▶ **Aim of the task**:
Extract every line that includes the string "icon".

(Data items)

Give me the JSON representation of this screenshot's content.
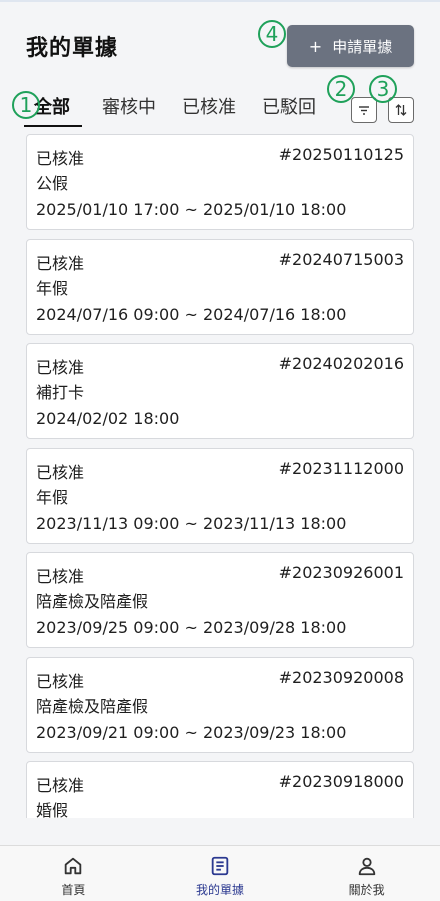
{
  "header": {
    "title": "我的單據",
    "apply_button": "申請單據",
    "apply_icon": "plus-icon"
  },
  "markers": [
    "1",
    "2",
    "3",
    "4"
  ],
  "tabs": [
    {
      "label": "全部",
      "active": true
    },
    {
      "label": "審核中",
      "active": false
    },
    {
      "label": "已核准",
      "active": false
    },
    {
      "label": "已駁回",
      "active": false
    }
  ],
  "toolbar": {
    "filter_icon": "filter-icon",
    "sort_icon": "sort-icon"
  },
  "records": [
    {
      "status": "已核准",
      "id": "#20250110125",
      "type": "公假",
      "period": "2025/01/10 17:00 ~ 2025/01/10 18:00"
    },
    {
      "status": "已核准",
      "id": "#20240715003",
      "type": "年假",
      "period": "2024/07/16 09:00 ~ 2024/07/16 18:00"
    },
    {
      "status": "已核准",
      "id": "#20240202016",
      "type": "補打卡",
      "period": "2024/02/02 18:00"
    },
    {
      "status": "已核准",
      "id": "#20231112000",
      "type": "年假",
      "period": "2023/11/13 09:00 ~ 2023/11/13 18:00"
    },
    {
      "status": "已核准",
      "id": "#20230926001",
      "type": "陪產檢及陪產假",
      "period": "2023/09/25 09:00 ~ 2023/09/28 18:00"
    },
    {
      "status": "已核准",
      "id": "#20230920008",
      "type": "陪產檢及陪產假",
      "period": "2023/09/21 09:00 ~ 2023/09/23 18:00"
    },
    {
      "status": "已核准",
      "id": "#20230918000",
      "type": "婚假",
      "period": ""
    }
  ],
  "nav": [
    {
      "label": "首頁",
      "icon": "home-icon",
      "active": false
    },
    {
      "label": "我的單據",
      "icon": "document-icon",
      "active": true
    },
    {
      "label": "關於我",
      "icon": "user-icon",
      "active": false
    }
  ],
  "colors": {
    "accent": "#2b3990",
    "button": "#6b7280",
    "marker": "#1fa15a"
  }
}
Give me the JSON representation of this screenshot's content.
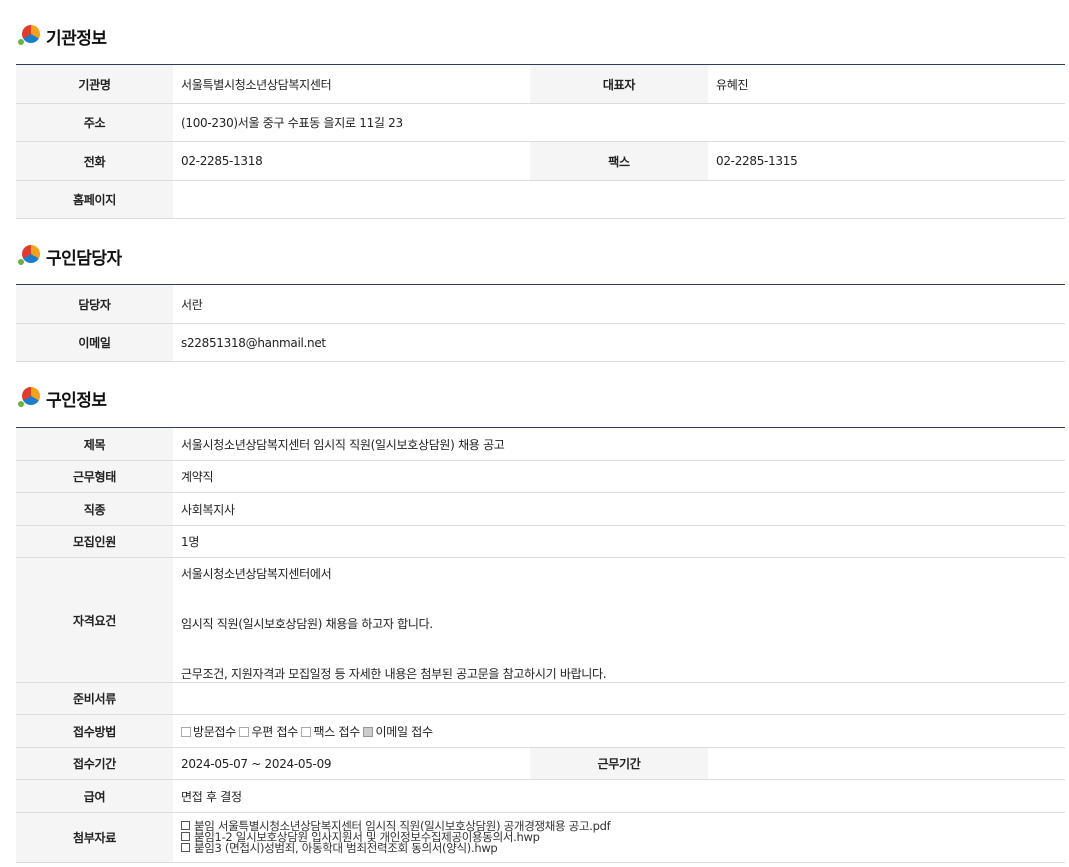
{
  "sections": {
    "org": {
      "title": "기관정보"
    },
    "contact": {
      "title": "구인담당자"
    },
    "job": {
      "title": "구인정보"
    }
  },
  "org": {
    "name_label": "기관명",
    "name": "서울특별시청소년상담복지센터",
    "rep_label": "대표자",
    "rep": "유혜진",
    "addr_label": "주소",
    "addr": "(100-230)서울 중구 수표동 을지로 11길 23",
    "tel_label": "전화",
    "tel": "02-2285-1318",
    "fax_label": "팩스",
    "fax": "02-2285-1315",
    "home_label": "홈페이지",
    "home": ""
  },
  "contact": {
    "person_label": "담당자",
    "person": "서란",
    "email_label": "이메일",
    "email": "s22851318@hanmail.net"
  },
  "job": {
    "title_label": "제목",
    "title": "서울시청소년상담복지센터 임시직 직원(일시보호상담원) 채용 공고",
    "type_label": "근무형태",
    "type": "계약직",
    "kind_label": "직종",
    "kind": "사회복지사",
    "count_label": "모집인원",
    "count": "1명",
    "qual_label": "자격요건",
    "qual_lines": [
      "서울시청소년상담복지센터에서",
      "임시직 직원(일시보호상담원) 채용을 하고자 합니다.",
      "근무조건, 지원자격과 모집일정 등 자세한 내용은 첨부된 공고문을 참고하시기 바랍니다."
    ],
    "docs_label": "준비서류",
    "docs": "",
    "method_label": "접수방법",
    "methods": [
      {
        "label": "방문접수",
        "checked": false
      },
      {
        "label": "우편 접수",
        "checked": false
      },
      {
        "label": "팩스 접수",
        "checked": false
      },
      {
        "label": "이메일 접수",
        "checked": true
      }
    ],
    "period_label": "접수기간",
    "period": "2024-05-07 ~ 2024-05-09",
    "workterm_label": "근무기간",
    "workterm": "",
    "salary_label": "급여",
    "salary": "면접 후 결정",
    "attach_label": "첨부자료",
    "attachments": [
      "붙임 서울특별시청소년상담복지센터 임시직 직원(일시보호상담원) 공개경쟁채용 공고.pdf",
      "붙임1-2 일시보호상담원 입사지원서 및 개인정보수집제공이용동의서.hwp",
      "붙임3 (면접시)성범죄, 아동학대 범죄전력조회 동의서(양식).hwp"
    ]
  }
}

▶ **Task solution**:
    "apply_icon": "plus-icon"
    "filter_icon": "filter-icon",
    "sort_icon": "sort-icon"
      "icon": "home-icon",
      "icon": "document-icon",
      "icon": "user-icon",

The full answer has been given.